Work to be completed =
Set the listing down unchanged, minus every embedded image.

Dataset records:
════

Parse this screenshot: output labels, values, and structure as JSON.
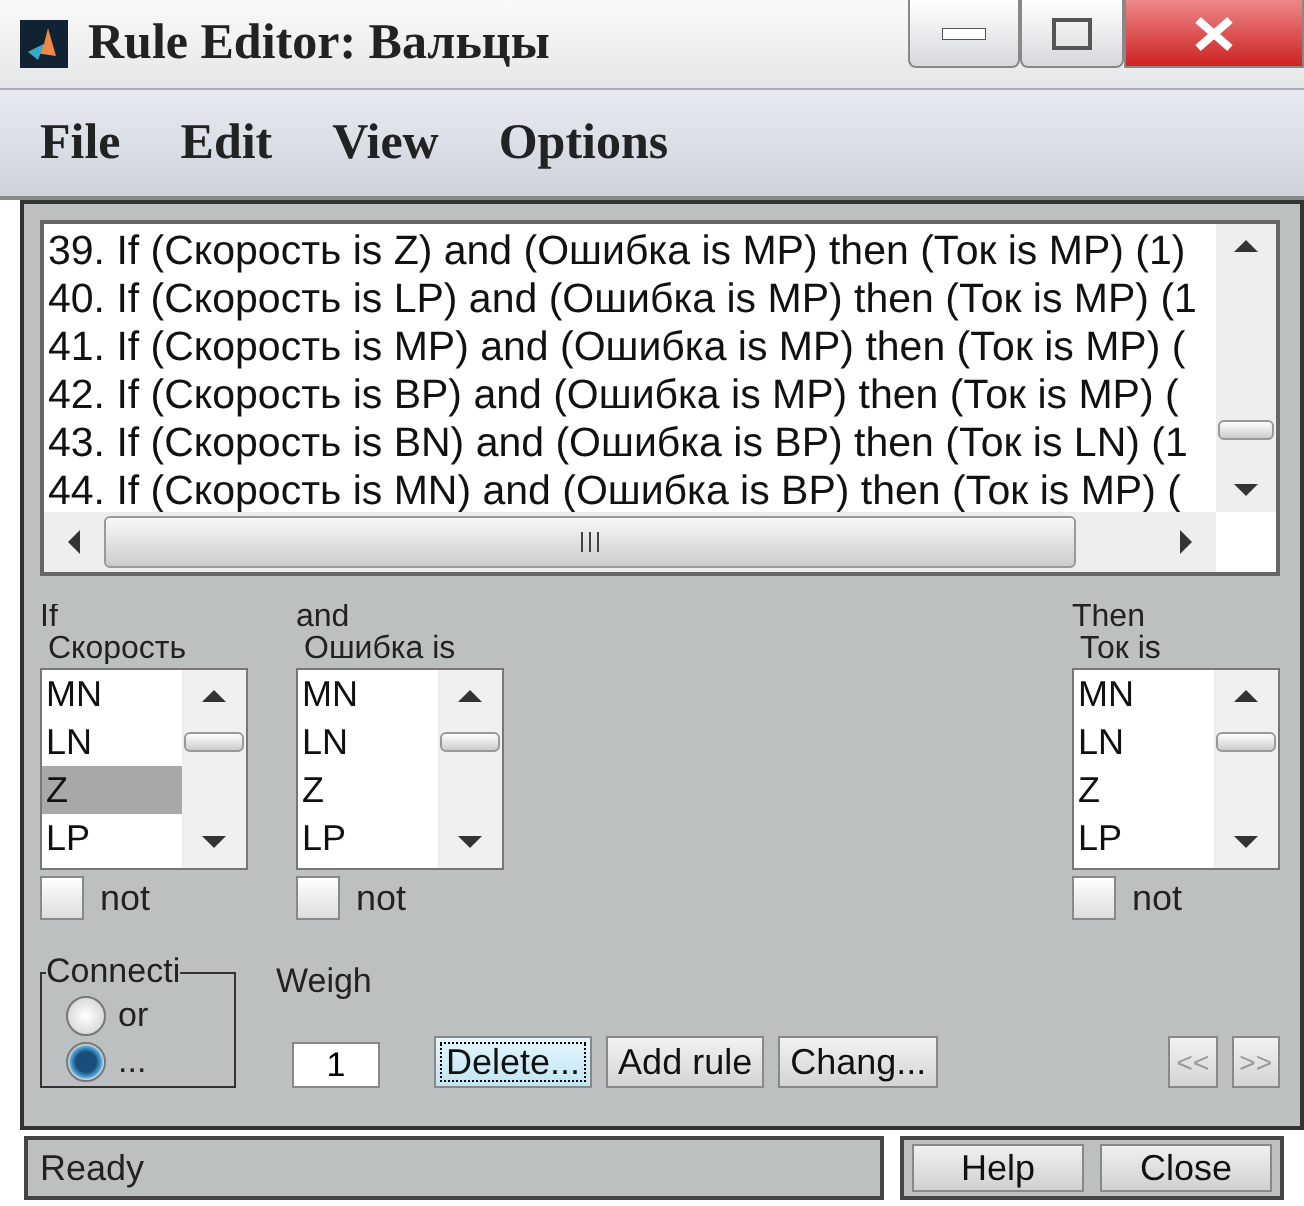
{
  "window": {
    "title": "Rule Editor: Вальцы"
  },
  "menu": [
    "File",
    "Edit",
    "View",
    "Options"
  ],
  "rules": [
    "39. If (Скорость is Z) and (Ошибка is MP) then (Ток is MP) (1)",
    "40. If (Скорость is LP) and (Ошибка is MP) then (Ток is MP) (1",
    "41. If (Скорость is MP) and (Ошибка is MP) then (Ток is MP) (",
    "42. If (Скорость is BP) and (Ошибка is MP) then (Ток is MP) (",
    "43. If (Скорость is BN) and (Ошибка is BP) then (Ток is LN) (1",
    "44. If (Скорость is MN) and (Ошибка is BP) then (Ток is MP) ("
  ],
  "columns": [
    {
      "kind": "input",
      "header": "If",
      "label": "Скорость",
      "not_label": "not",
      "not": false,
      "items": [
        {
          "label": "MN",
          "selected": false
        },
        {
          "label": "LN",
          "selected": false
        },
        {
          "label": "Z",
          "selected": true
        },
        {
          "label": "LP",
          "selected": false
        }
      ]
    },
    {
      "kind": "input",
      "header": "and",
      "label": "Ошибка is",
      "not_label": "not",
      "not": false,
      "items": [
        {
          "label": "MN",
          "selected": false
        },
        {
          "label": "LN",
          "selected": false
        },
        {
          "label": "Z",
          "selected": false
        },
        {
          "label": "LP",
          "selected": false
        }
      ]
    },
    {
      "kind": "output",
      "header": "Then",
      "label": "Ток is",
      "not_label": "not",
      "not": false,
      "items": [
        {
          "label": "MN",
          "selected": false
        },
        {
          "label": "LN",
          "selected": false
        },
        {
          "label": "Z",
          "selected": false
        },
        {
          "label": "LP",
          "selected": false
        }
      ]
    }
  ],
  "connection": {
    "label": "Connecti",
    "options": [
      {
        "label": "or",
        "selected": false
      },
      {
        "label": "...",
        "selected": true
      }
    ]
  },
  "weight": {
    "label": "Weigh",
    "value": "1"
  },
  "buttons": [
    {
      "label": "Delete...",
      "focused": true
    },
    {
      "label": "Add rule",
      "focused": false
    },
    {
      "label": "Chang...",
      "focused": false
    }
  ],
  "nav": [
    {
      "label": "<<",
      "disabled": true
    },
    {
      "label": ">>",
      "disabled": true
    }
  ],
  "status": "Ready",
  "footer_buttons": [
    "Help",
    "Close"
  ]
}
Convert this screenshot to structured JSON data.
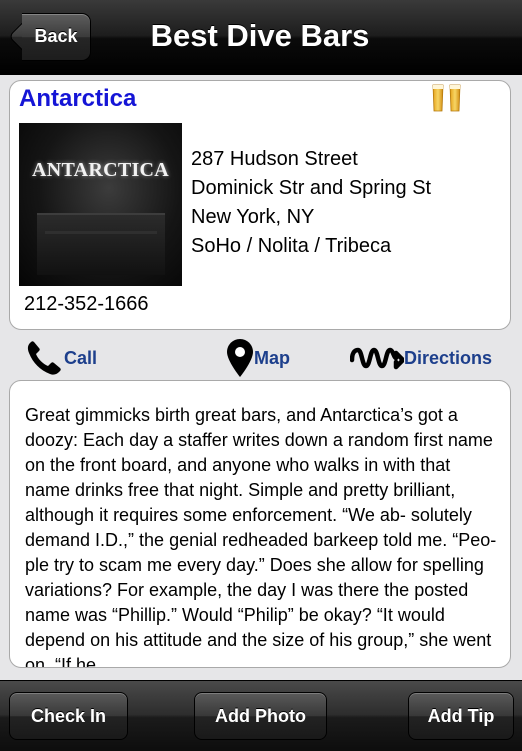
{
  "navbar": {
    "back_label": "Back",
    "title": "Best Dive Bars"
  },
  "venue": {
    "name": "Antarctica",
    "photo_sign_text": "ANTARCTICA",
    "address_lines": [
      "287 Hudson Street",
      "Dominick Str and Spring St",
      "New York, NY",
      "SoHo / Nolita / Tribeca"
    ],
    "phone": "212-352-1666",
    "icons": {
      "rating": "beer-glasses-icon",
      "photo": "venue-photo"
    }
  },
  "actions": {
    "call_label": "Call",
    "map_label": "Map",
    "directions_label": "Directions",
    "icons": [
      "phone-icon",
      "map-pin-icon",
      "directions-icon"
    ]
  },
  "description": {
    "text": "Great gimmicks birth great bars, and Antarctica’s got a doozy: Each day a staffer writes down a random first name on the front board, and anyone who walks in with that name drinks free that night. Simple and pretty brilliant, although it requires some enforcement. “We ab- solutely demand I.D.,” the genial redheaded barkeep told me. “Peo- ple try to scam me every day.” Does she allow for spelling variations? For example, the day I was there the posted name was “Phillip.” Would “Philip” be okay? “It would depend on his attitude and the size of his group,” she went on. “If he"
  },
  "toolbar": {
    "check_in_label": "Check In",
    "add_photo_label": "Add Photo",
    "add_tip_label": "Add Tip"
  },
  "colors": {
    "venue_name": "#1515d6",
    "action_link": "#1d3f8c",
    "bar_dark": "#000000",
    "background": "#e6e6e8"
  }
}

════

The answer =
Parse this screenshot: output labels, values, and structure as JSON.
{
  "window": {
    "title": "Rule Editor: Вальцы"
  },
  "menu": [
    "File",
    "Edit",
    "View",
    "Options"
  ],
  "rules": [
    "39. If (Скорость is Z) and (Ошибка is MP) then (Ток is MP) (1)",
    "40. If (Скорость is LP) and (Ошибка is MP) then (Ток is MP) (1",
    "41. If (Скорость is MP) and (Ошибка is MP) then (Ток is MP) (",
    "42. If (Скорость is BP) and (Ошибка is MP) then (Ток is MP) (",
    "43. If (Скорость is BN) and (Ошибка is BP) then (Ток is LN) (1",
    "44. If (Скорость is MN) and (Ошибка is BP) then (Ток is MP) ("
  ],
  "columns": [
    {
      "kind": "input",
      "header": "If",
      "label": "Скорость",
      "not_label": "not",
      "not": false,
      "items": [
        {
          "label": "MN",
          "selected": false
        },
        {
          "label": "LN",
          "selected": false
        },
        {
          "label": "Z",
          "selected": true
        },
        {
          "label": "LP",
          "selected": false
        }
      ]
    },
    {
      "kind": "input",
      "header": "and",
      "label": "Ошибка is",
      "not_label": "not",
      "not": false,
      "items": [
        {
          "label": "MN",
          "selected": false
        },
        {
          "label": "LN",
          "selected": false
        },
        {
          "label": "Z",
          "selected": false
        },
        {
          "label": "LP",
          "selected": false
        }
      ]
    },
    {
      "kind": "output",
      "header": "Then",
      "label": "Ток is",
      "not_label": "not",
      "not": false,
      "items": [
        {
          "label": "MN",
          "selected": false
        },
        {
          "label": "LN",
          "selected": false
        },
        {
          "label": "Z",
          "selected": false
        },
        {
          "label": "LP",
          "selected": false
        }
      ]
    }
  ],
  "connection": {
    "label": "Connecti",
    "options": [
      {
        "label": "or",
        "selected": false
      },
      {
        "label": "...",
        "selected": true
      }
    ]
  },
  "weight": {
    "label": "Weigh",
    "value": "1"
  },
  "buttons": [
    {
      "label": "Delete...",
      "focused": true
    },
    {
      "label": "Add rule",
      "focused": false
    },
    {
      "label": "Chang...",
      "focused": false
    }
  ],
  "nav": [
    {
      "label": "<<",
      "disabled": true
    },
    {
      "label": ">>",
      "disabled": true
    }
  ],
  "status": "Ready",
  "footer_buttons": [
    "Help",
    "Close"
  ]
}
Convert this screenshot to structured JSON data.
{
  "navbar": {
    "back_label": "Back",
    "title": "Best Dive Bars"
  },
  "venue": {
    "name": "Antarctica",
    "photo_sign_text": "ANTARCTICA",
    "address_lines": [
      "287 Hudson Street",
      "Dominick Str and Spring St",
      "New York, NY",
      "SoHo / Nolita / Tribeca"
    ],
    "phone": "212-352-1666",
    "icons": {
      "rating": "beer-glasses-icon",
      "photo": "venue-photo"
    }
  },
  "actions": {
    "call_label": "Call",
    "map_label": "Map",
    "directions_label": "Directions",
    "icons": [
      "phone-icon",
      "map-pin-icon",
      "directions-icon"
    ]
  },
  "description": {
    "text": "Great gimmicks birth great bars, and Antarctica’s got a doozy: Each day a staffer writes down a random first name on the front board, and anyone who walks in with that name drinks free that night. Simple and pretty brilliant, although it requires some enforcement. “We ab- solutely demand I.D.,” the genial redheaded barkeep told me. “Peo- ple try to scam me every day.” Does she allow for spelling variations? For example, the day I was there the posted name was “Phillip.” Would “Philip” be okay? “It would depend on his attitude and the size of his group,” she went on. “If he"
  },
  "toolbar": {
    "check_in_label": "Check In",
    "add_photo_label": "Add Photo",
    "add_tip_label": "Add Tip"
  },
  "colors": {
    "venue_name": "#1515d6",
    "action_link": "#1d3f8c",
    "bar_dark": "#000000",
    "background": "#e6e6e8"
  }
}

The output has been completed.